Set problem
Tally each line where the word "Email" occurs, then give only the total.

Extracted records

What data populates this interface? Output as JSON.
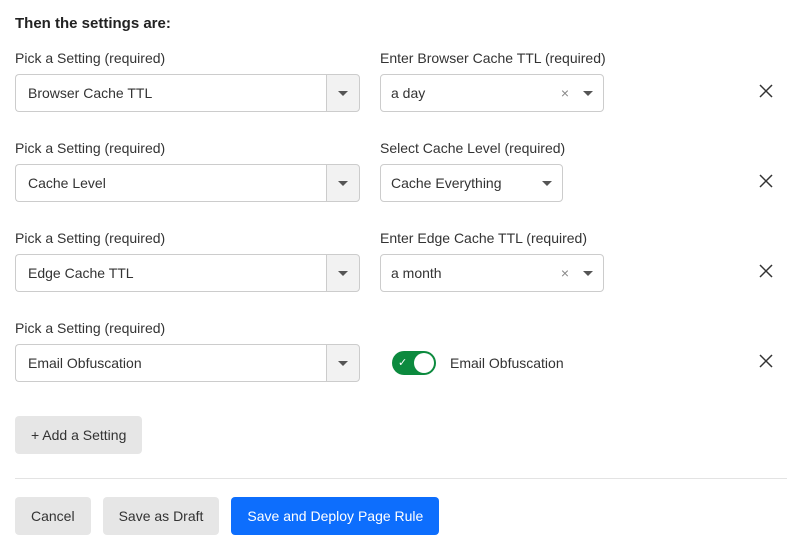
{
  "heading": "Then the settings are:",
  "rows": [
    {
      "picklabel": "Pick a Setting (required)",
      "picked": "Browser Cache TTL",
      "value_label": "Enter Browser Cache TTL (required)",
      "value": "a day"
    },
    {
      "picklabel": "Pick a Setting (required)",
      "picked": "Cache Level",
      "value_label": "Select Cache Level (required)",
      "value": "Cache Everything"
    },
    {
      "picklabel": "Pick a Setting (required)",
      "picked": "Edge Cache TTL",
      "value_label": "Enter Edge Cache TTL (required)",
      "value": "a month"
    },
    {
      "picklabel": "Pick a Setting (required)",
      "picked": "Email Obfuscation",
      "toggle_label": "Email Obfuscation",
      "toggle_on": true
    }
  ],
  "buttons": {
    "add_setting": "+ Add a Setting",
    "cancel": "Cancel",
    "save_draft": "Save as Draft",
    "save_deploy": "Save and Deploy Page Rule"
  }
}
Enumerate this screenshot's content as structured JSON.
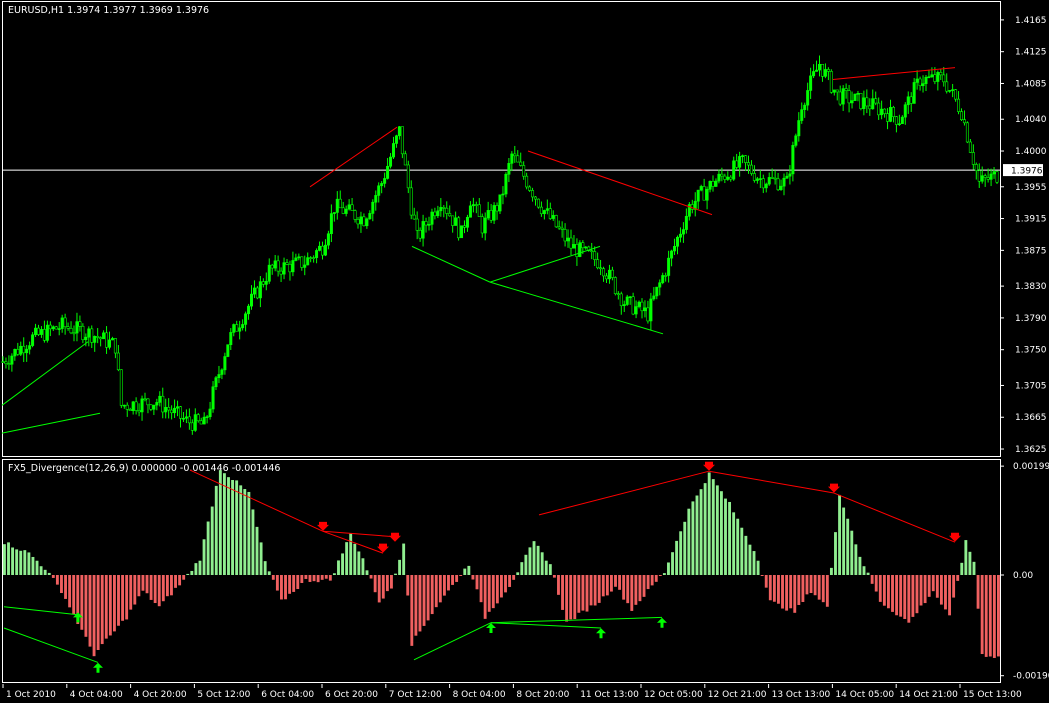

Exercise result
2